=== Input ===

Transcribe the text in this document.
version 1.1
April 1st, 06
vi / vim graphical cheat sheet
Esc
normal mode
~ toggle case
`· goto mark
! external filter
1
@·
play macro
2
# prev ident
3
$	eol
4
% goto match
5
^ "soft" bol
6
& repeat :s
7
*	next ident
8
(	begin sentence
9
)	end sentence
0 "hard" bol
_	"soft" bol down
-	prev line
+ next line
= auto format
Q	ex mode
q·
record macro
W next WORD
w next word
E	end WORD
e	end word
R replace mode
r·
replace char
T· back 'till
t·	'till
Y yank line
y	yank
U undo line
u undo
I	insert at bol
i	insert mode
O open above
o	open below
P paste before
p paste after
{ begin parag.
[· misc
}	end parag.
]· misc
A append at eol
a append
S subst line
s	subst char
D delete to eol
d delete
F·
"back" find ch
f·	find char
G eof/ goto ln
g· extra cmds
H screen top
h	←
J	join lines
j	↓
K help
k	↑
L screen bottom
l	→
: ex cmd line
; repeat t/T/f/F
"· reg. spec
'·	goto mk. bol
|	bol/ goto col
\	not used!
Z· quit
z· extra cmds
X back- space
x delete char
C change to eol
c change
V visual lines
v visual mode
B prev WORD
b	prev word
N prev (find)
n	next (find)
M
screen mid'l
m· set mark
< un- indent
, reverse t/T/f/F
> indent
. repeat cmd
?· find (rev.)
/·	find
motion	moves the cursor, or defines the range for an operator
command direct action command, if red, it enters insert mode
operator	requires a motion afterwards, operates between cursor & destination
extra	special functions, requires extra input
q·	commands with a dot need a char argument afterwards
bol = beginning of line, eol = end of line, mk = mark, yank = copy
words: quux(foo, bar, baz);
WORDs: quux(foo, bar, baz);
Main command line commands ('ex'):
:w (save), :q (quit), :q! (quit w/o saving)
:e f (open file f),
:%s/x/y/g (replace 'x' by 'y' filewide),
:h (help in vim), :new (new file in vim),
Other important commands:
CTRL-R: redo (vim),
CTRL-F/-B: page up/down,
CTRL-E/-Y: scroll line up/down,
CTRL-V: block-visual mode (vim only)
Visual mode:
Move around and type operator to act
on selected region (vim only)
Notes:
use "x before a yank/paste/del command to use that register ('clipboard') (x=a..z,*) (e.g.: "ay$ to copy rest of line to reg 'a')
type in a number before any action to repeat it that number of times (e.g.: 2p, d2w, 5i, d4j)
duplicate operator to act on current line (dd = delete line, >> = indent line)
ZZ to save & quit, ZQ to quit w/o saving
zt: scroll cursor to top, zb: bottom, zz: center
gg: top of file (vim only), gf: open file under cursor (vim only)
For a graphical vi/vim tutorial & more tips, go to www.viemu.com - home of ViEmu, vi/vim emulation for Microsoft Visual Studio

===

Written exercise: Using the records above, copy each line that contains "saving".

Response:
:w (save), :q (quit), :q! (quit w/o saving)
ZZ to save & quit, ZQ to quit w/o saving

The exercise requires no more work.